Task objective —
Could you extract every entry below and reproduce it exactly?

Records shown —
>>>

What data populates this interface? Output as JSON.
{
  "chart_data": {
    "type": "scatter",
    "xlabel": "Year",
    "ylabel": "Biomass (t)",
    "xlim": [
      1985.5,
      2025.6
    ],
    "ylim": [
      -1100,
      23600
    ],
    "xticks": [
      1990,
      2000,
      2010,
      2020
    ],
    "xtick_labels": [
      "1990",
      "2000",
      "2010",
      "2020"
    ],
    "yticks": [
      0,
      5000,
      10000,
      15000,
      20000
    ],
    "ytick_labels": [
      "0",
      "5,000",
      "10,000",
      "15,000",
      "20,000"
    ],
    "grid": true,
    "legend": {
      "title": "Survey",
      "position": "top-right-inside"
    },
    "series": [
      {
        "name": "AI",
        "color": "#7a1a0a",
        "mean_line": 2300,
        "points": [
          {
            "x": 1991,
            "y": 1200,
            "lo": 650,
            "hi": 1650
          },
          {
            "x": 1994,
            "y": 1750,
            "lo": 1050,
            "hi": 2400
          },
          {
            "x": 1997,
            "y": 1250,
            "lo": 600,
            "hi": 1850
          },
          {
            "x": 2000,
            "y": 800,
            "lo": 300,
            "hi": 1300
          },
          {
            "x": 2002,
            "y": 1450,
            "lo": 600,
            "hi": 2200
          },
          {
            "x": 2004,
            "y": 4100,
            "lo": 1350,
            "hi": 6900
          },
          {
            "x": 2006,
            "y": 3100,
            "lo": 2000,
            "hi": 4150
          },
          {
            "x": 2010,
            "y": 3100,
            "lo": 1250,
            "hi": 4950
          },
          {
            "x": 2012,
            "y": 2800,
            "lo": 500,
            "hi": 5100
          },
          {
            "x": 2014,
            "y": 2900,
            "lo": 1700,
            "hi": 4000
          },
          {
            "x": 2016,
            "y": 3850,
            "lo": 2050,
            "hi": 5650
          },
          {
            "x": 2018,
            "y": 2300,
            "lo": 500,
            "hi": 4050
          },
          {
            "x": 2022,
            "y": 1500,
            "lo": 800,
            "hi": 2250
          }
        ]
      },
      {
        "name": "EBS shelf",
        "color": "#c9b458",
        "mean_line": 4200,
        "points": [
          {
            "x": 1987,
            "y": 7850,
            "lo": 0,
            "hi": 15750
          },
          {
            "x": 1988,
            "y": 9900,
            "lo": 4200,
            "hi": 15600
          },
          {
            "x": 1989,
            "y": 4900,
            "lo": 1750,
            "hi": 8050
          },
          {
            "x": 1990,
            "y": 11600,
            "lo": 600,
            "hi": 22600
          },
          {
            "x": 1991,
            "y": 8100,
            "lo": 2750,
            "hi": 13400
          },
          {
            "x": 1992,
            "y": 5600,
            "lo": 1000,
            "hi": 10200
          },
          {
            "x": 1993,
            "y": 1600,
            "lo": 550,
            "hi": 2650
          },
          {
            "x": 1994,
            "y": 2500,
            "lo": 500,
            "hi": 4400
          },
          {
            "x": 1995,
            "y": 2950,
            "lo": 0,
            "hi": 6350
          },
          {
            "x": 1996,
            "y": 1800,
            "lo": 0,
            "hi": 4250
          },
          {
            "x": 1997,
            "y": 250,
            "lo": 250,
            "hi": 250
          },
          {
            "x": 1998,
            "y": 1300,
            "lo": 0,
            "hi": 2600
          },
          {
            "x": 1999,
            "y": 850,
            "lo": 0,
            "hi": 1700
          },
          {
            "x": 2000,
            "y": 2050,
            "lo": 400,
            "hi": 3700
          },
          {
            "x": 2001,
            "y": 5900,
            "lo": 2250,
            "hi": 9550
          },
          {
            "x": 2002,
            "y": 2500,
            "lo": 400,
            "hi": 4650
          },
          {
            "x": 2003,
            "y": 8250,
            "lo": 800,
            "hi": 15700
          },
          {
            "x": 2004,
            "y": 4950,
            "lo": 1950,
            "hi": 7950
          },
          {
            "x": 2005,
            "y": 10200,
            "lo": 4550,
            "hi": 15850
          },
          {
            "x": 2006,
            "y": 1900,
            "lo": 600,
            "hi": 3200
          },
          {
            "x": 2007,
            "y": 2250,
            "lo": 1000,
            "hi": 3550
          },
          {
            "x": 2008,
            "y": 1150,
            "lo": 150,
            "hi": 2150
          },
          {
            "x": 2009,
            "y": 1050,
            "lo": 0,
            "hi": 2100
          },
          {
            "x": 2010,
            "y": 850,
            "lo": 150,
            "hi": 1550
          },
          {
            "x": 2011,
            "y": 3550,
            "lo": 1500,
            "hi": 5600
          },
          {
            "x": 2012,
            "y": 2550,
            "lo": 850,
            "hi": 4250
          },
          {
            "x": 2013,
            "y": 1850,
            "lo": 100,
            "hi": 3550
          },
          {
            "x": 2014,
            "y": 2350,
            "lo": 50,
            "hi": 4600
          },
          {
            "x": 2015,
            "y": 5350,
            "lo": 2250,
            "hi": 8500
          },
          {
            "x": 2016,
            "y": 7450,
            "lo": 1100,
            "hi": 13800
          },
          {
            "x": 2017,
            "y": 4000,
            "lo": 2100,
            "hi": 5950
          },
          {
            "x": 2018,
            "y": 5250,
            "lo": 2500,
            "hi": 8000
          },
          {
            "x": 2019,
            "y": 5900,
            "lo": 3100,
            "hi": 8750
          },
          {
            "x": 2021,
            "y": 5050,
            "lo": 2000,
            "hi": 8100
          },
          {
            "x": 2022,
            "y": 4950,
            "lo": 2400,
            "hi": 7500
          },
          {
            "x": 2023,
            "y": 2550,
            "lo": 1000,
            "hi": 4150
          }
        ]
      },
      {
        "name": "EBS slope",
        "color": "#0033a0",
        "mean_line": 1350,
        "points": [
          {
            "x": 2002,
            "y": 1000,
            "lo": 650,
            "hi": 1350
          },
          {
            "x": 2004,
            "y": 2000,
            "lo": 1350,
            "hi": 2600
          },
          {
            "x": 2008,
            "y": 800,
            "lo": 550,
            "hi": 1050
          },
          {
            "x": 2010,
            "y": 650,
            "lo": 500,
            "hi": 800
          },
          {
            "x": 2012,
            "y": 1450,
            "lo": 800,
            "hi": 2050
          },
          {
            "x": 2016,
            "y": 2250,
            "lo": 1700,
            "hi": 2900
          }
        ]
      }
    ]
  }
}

<<<

Task solution —
What data populates this interface? Output as JSON.
{
  "chart_data": {
    "type": "scatter",
    "xlabel": "Year",
    "ylabel": "Biomass (t)",
    "xlim": [
      1985.5,
      2025.6
    ],
    "ylim": [
      -1100,
      23600
    ],
    "xticks": [
      1990,
      2000,
      2010,
      2020
    ],
    "xtick_labels": [
      "1990",
      "2000",
      "2010",
      "2020"
    ],
    "yticks": [
      0,
      5000,
      10000,
      15000,
      20000
    ],
    "ytick_labels": [
      "0",
      "5,000",
      "10,000",
      "15,000",
      "20,000"
    ],
    "grid": true,
    "legend": {
      "title": "Survey",
      "position": "top-right-inside"
    },
    "series": [
      {
        "name": "AI",
        "color": "#7a1a0a",
        "mean_line": 2300,
        "points": [
          {
            "x": 1991,
            "y": 1200,
            "lo": 650,
            "hi": 1650
          },
          {
            "x": 1994,
            "y": 1750,
            "lo": 1050,
            "hi": 2400
          },
          {
            "x": 1997,
            "y": 1250,
            "lo": 600,
            "hi": 1850
          },
          {
            "x": 2000,
            "y": 800,
            "lo": 300,
            "hi": 1300
          },
          {
            "x": 2002,
            "y": 1450,
            "lo": 600,
            "hi": 2200
          },
          {
            "x": 2004,
            "y": 4100,
            "lo": 1350,
            "hi": 6900
          },
          {
            "x": 2006,
            "y": 3100,
            "lo": 2000,
            "hi": 4150
          },
          {
            "x": 2010,
            "y": 3100,
            "lo": 1250,
            "hi": 4950
          },
          {
            "x": 2012,
            "y": 2800,
            "lo": 500,
            "hi": 5100
          },
          {
            "x": 2014,
            "y": 2900,
            "lo": 1700,
            "hi": 4000
          },
          {
            "x": 2016,
            "y": 3850,
            "lo": 2050,
            "hi": 5650
          },
          {
            "x": 2018,
            "y": 2300,
            "lo": 500,
            "hi": 4050
          },
          {
            "x": 2022,
            "y": 1500,
            "lo": 800,
            "hi": 2250
          }
        ]
      },
      {
        "name": "EBS shelf",
        "color": "#c9b458",
        "mean_line": 4200,
        "points": [
          {
            "x": 1987,
            "y": 7850,
            "lo": 0,
            "hi": 15750
          },
          {
            "x": 1988,
            "y": 9900,
            "lo": 4200,
            "hi": 15600
          },
          {
            "x": 1989,
            "y": 4900,
            "lo": 1750,
            "hi": 8050
          },
          {
            "x": 1990,
            "y": 11600,
            "lo": 600,
            "hi": 22600
          },
          {
            "x": 1991,
            "y": 8100,
            "lo": 2750,
            "hi": 13400
          },
          {
            "x": 1992,
            "y": 5600,
            "lo": 1000,
            "hi": 10200
          },
          {
            "x": 1993,
            "y": 1600,
            "lo": 550,
            "hi": 2650
          },
          {
            "x": 1994,
            "y": 2500,
            "lo": 500,
            "hi": 4400
          },
          {
            "x": 1995,
            "y": 2950,
            "lo": 0,
            "hi": 6350
          },
          {
            "x": 1996,
            "y": 1800,
            "lo": 0,
            "hi": 4250
          },
          {
            "x": 1997,
            "y": 250,
            "lo": 250,
            "hi": 250
          },
          {
            "x": 1998,
            "y": 1300,
            "lo": 0,
            "hi": 2600
          },
          {
            "x": 1999,
            "y": 850,
            "lo": 0,
            "hi": 1700
          },
          {
            "x": 2000,
            "y": 2050,
            "lo": 400,
            "hi": 3700
          },
          {
            "x": 2001,
            "y": 5900,
            "lo": 2250,
            "hi": 9550
          },
          {
            "x": 2002,
            "y": 2500,
            "lo": 400,
            "hi": 4650
          },
          {
            "x": 2003,
            "y": 8250,
            "lo": 800,
            "hi": 15700
          },
          {
            "x": 2004,
            "y": 4950,
            "lo": 1950,
            "hi": 7950
          },
          {
            "x": 2005,
            "y": 10200,
            "lo": 4550,
            "hi": 15850
          },
          {
            "x": 2006,
            "y": 1900,
            "lo": 600,
            "hi": 3200
          },
          {
            "x": 2007,
            "y": 2250,
            "lo": 1000,
            "hi": 3550
          },
          {
            "x": 2008,
            "y": 1150,
            "lo": 150,
            "hi": 2150
          },
          {
            "x": 2009,
            "y": 1050,
            "lo": 0,
            "hi": 2100
          },
          {
            "x": 2010,
            "y": 850,
            "lo": 150,
            "hi": 1550
          },
          {
            "x": 2011,
            "y": 3550,
            "lo": 1500,
            "hi": 5600
          },
          {
            "x": 2012,
            "y": 2550,
            "lo": 850,
            "hi": 4250
          },
          {
            "x": 2013,
            "y": 1850,
            "lo": 100,
            "hi": 3550
          },
          {
            "x": 2014,
            "y": 2350,
            "lo": 50,
            "hi": 4600
          },
          {
            "x": 2015,
            "y": 5350,
            "lo": 2250,
            "hi": 8500
          },
          {
            "x": 2016,
            "y": 7450,
            "lo": 1100,
            "hi": 13800
          },
          {
            "x": 2017,
            "y": 4000,
            "lo": 2100,
            "hi": 5950
          },
          {
            "x": 2018,
            "y": 5250,
            "lo": 2500,
            "hi": 8000
          },
          {
            "x": 2019,
            "y": 5900,
            "lo": 3100,
            "hi": 8750
          },
          {
            "x": 2021,
            "y": 5050,
            "lo": 2000,
            "hi": 8100
          },
          {
            "x": 2022,
            "y": 4950,
            "lo": 2400,
            "hi": 7500
          },
          {
            "x": 2023,
            "y": 2550,
            "lo": 1000,
            "hi": 4150
          }
        ]
      },
      {
        "name": "EBS slope",
        "color": "#0033a0",
        "mean_line": 1350,
        "points": [
          {
            "x": 2002,
            "y": 1000,
            "lo": 650,
            "hi": 1350
          },
          {
            "x": 2004,
            "y": 2000,
            "lo": 1350,
            "hi": 2600
          },
          {
            "x": 2008,
            "y": 800,
            "lo": 550,
            "hi": 1050
          },
          {
            "x": 2010,
            "y": 650,
            "lo": 500,
            "hi": 800
          },
          {
            "x": 2012,
            "y": 1450,
            "lo": 800,
            "hi": 2050
          },
          {
            "x": 2016,
            "y": 2250,
            "lo": 1700,
            "hi": 2900
          }
        ]
      }
    ]
  }
}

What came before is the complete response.